Exercise aim:
Repeat the entire listing exactly as written.

[Rows from a figure dataset]
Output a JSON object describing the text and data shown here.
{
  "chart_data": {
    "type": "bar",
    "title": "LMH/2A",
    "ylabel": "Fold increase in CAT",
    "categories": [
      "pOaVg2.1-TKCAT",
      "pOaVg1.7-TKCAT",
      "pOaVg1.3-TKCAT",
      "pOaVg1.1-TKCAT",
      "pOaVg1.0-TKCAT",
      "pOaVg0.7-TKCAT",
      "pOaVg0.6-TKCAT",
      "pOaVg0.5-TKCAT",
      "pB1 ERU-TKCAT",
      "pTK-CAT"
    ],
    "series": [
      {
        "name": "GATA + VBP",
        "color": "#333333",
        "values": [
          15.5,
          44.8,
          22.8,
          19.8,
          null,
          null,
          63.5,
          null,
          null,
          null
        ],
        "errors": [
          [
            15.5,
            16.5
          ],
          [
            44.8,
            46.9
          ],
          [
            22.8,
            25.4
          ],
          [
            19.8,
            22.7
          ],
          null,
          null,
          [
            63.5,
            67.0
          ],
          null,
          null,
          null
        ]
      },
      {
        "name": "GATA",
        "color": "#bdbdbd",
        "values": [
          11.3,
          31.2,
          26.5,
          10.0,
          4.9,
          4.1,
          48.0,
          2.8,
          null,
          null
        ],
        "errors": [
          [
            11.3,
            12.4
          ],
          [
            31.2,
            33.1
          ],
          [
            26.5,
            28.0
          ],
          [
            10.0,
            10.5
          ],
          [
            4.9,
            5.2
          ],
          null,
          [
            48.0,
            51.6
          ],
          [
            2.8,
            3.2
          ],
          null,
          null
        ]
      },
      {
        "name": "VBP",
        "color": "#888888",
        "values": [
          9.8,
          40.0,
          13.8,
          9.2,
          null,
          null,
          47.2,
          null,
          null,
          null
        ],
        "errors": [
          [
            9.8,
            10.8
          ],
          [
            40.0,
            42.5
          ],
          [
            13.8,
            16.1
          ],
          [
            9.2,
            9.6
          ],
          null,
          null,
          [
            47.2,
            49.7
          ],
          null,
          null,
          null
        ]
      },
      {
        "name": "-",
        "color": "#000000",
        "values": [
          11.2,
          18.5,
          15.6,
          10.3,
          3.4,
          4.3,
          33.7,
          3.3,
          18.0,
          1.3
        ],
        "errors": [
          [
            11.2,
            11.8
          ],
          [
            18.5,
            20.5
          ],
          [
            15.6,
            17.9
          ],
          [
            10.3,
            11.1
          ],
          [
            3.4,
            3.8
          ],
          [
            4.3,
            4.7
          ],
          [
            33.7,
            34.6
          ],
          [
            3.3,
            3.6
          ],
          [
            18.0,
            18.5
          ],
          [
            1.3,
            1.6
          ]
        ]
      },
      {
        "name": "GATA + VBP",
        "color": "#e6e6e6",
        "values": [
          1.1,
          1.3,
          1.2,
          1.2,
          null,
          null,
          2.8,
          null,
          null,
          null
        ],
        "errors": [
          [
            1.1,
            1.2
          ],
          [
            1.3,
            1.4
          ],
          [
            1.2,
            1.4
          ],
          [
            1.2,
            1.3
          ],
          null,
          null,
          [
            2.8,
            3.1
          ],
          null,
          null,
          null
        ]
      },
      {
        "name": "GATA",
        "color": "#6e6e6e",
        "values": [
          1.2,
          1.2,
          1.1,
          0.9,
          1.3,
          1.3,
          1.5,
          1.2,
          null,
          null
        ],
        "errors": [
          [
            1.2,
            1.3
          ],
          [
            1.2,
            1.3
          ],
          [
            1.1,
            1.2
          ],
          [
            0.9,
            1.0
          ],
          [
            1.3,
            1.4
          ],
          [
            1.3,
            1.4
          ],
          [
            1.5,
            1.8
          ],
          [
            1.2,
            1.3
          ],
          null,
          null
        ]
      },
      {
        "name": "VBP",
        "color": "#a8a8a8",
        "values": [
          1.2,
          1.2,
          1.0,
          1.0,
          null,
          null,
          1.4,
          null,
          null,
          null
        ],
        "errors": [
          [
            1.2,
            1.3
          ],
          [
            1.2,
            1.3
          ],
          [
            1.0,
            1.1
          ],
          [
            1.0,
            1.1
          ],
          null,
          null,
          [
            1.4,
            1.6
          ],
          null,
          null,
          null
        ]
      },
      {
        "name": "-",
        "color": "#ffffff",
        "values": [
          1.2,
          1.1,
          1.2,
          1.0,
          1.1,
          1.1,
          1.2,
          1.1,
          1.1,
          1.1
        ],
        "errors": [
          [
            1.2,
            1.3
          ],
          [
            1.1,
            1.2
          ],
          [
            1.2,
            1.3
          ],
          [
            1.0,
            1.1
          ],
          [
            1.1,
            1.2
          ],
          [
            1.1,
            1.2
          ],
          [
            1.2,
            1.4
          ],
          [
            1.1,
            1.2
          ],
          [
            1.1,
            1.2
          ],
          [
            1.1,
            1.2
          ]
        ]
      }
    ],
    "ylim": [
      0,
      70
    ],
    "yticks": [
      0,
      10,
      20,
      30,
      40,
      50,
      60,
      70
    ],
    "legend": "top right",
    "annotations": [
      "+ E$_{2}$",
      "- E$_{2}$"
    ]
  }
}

Response to the task:
Output a JSON object describing the text and data shown here.
{
  "chart_data": {
    "type": "bar",
    "title": "LMH/2A",
    "ylabel": "Fold increase in CAT",
    "categories": [
      "pOaVg2.1-TKCAT",
      "pOaVg1.7-TKCAT",
      "pOaVg1.3-TKCAT",
      "pOaVg1.1-TKCAT",
      "pOaVg1.0-TKCAT",
      "pOaVg0.7-TKCAT",
      "pOaVg0.6-TKCAT",
      "pOaVg0.5-TKCAT",
      "pB1 ERU-TKCAT",
      "pTK-CAT"
    ],
    "series": [
      {
        "name": "GATA + VBP",
        "color": "#333333",
        "values": [
          15.5,
          44.8,
          22.8,
          19.8,
          null,
          null,
          63.5,
          null,
          null,
          null
        ],
        "errors": [
          [
            15.5,
            16.5
          ],
          [
            44.8,
            46.9
          ],
          [
            22.8,
            25.4
          ],
          [
            19.8,
            22.7
          ],
          null,
          null,
          [
            63.5,
            67.0
          ],
          null,
          null,
          null
        ]
      },
      {
        "name": "GATA",
        "color": "#bdbdbd",
        "values": [
          11.3,
          31.2,
          26.5,
          10.0,
          4.9,
          4.1,
          48.0,
          2.8,
          null,
          null
        ],
        "errors": [
          [
            11.3,
            12.4
          ],
          [
            31.2,
            33.1
          ],
          [
            26.5,
            28.0
          ],
          [
            10.0,
            10.5
          ],
          [
            4.9,
            5.2
          ],
          null,
          [
            48.0,
            51.6
          ],
          [
            2.8,
            3.2
          ],
          null,
          null
        ]
      },
      {
        "name": "VBP",
        "color": "#888888",
        "values": [
          9.8,
          40.0,
          13.8,
          9.2,
          null,
          null,
          47.2,
          null,
          null,
          null
        ],
        "errors": [
          [
            9.8,
            10.8
          ],
          [
            40.0,
            42.5
          ],
          [
            13.8,
            16.1
          ],
          [
            9.2,
            9.6
          ],
          null,
          null,
          [
            47.2,
            49.7
          ],
          null,
          null,
          null
        ]
      },
      {
        "name": "-",
        "color": "#000000",
        "values": [
          11.2,
          18.5,
          15.6,
          10.3,
          3.4,
          4.3,
          33.7,
          3.3,
          18.0,
          1.3
        ],
        "errors": [
          [
            11.2,
            11.8
          ],
          [
            18.5,
            20.5
          ],
          [
            15.6,
            17.9
          ],
          [
            10.3,
            11.1
          ],
          [
            3.4,
            3.8
          ],
          [
            4.3,
            4.7
          ],
          [
            33.7,
            34.6
          ],
          [
            3.3,
            3.6
          ],
          [
            18.0,
            18.5
          ],
          [
            1.3,
            1.6
          ]
        ]
      },
      {
        "name": "GATA + VBP",
        "color": "#e6e6e6",
        "values": [
          1.1,
          1.3,
          1.2,
          1.2,
          null,
          null,
          2.8,
          null,
          null,
          null
        ],
        "errors": [
          [
            1.1,
            1.2
          ],
          [
            1.3,
            1.4
          ],
          [
            1.2,
            1.4
          ],
          [
            1.2,
            1.3
          ],
          null,
          null,
          [
            2.8,
            3.1
          ],
          null,
          null,
          null
        ]
      },
      {
        "name": "GATA",
        "color": "#6e6e6e",
        "values": [
          1.2,
          1.2,
          1.1,
          0.9,
          1.3,
          1.3,
          1.5,
          1.2,
          null,
          null
        ],
        "errors": [
          [
            1.2,
            1.3
          ],
          [
            1.2,
            1.3
          ],
          [
            1.1,
            1.2
          ],
          [
            0.9,
            1.0
          ],
          [
            1.3,
            1.4
          ],
          [
            1.3,
            1.4
          ],
          [
            1.5,
            1.8
          ],
          [
            1.2,
            1.3
          ],
          null,
          null
        ]
      },
      {
        "name": "VBP",
        "color": "#a8a8a8",
        "values": [
          1.2,
          1.2,
          1.0,
          1.0,
          null,
          null,
          1.4,
          null,
          null,
          null
        ],
        "errors": [
          [
            1.2,
            1.3
          ],
          [
            1.2,
            1.3
          ],
          [
            1.0,
            1.1
          ],
          [
            1.0,
            1.1
          ],
          null,
          null,
          [
            1.4,
            1.6
          ],
          null,
          null,
          null
        ]
      },
      {
        "name": "-",
        "color": "#ffffff",
        "values": [
          1.2,
          1.1,
          1.2,
          1.0,
          1.1,
          1.1,
          1.2,
          1.1,
          1.1,
          1.1
        ],
        "errors": [
          [
            1.2,
            1.3
          ],
          [
            1.1,
            1.2
          ],
          [
            1.2,
            1.3
          ],
          [
            1.0,
            1.1
          ],
          [
            1.1,
            1.2
          ],
          [
            1.1,
            1.2
          ],
          [
            1.2,
            1.4
          ],
          [
            1.1,
            1.2
          ],
          [
            1.1,
            1.2
          ],
          [
            1.1,
            1.2
          ]
        ]
      }
    ],
    "ylim": [
      0,
      70
    ],
    "yticks": [
      0,
      10,
      20,
      30,
      40,
      50,
      60,
      70
    ],
    "legend": "top right",
    "annotations": [
      "+ E$_{2}$",
      "- E$_{2}$"
    ]
  }
}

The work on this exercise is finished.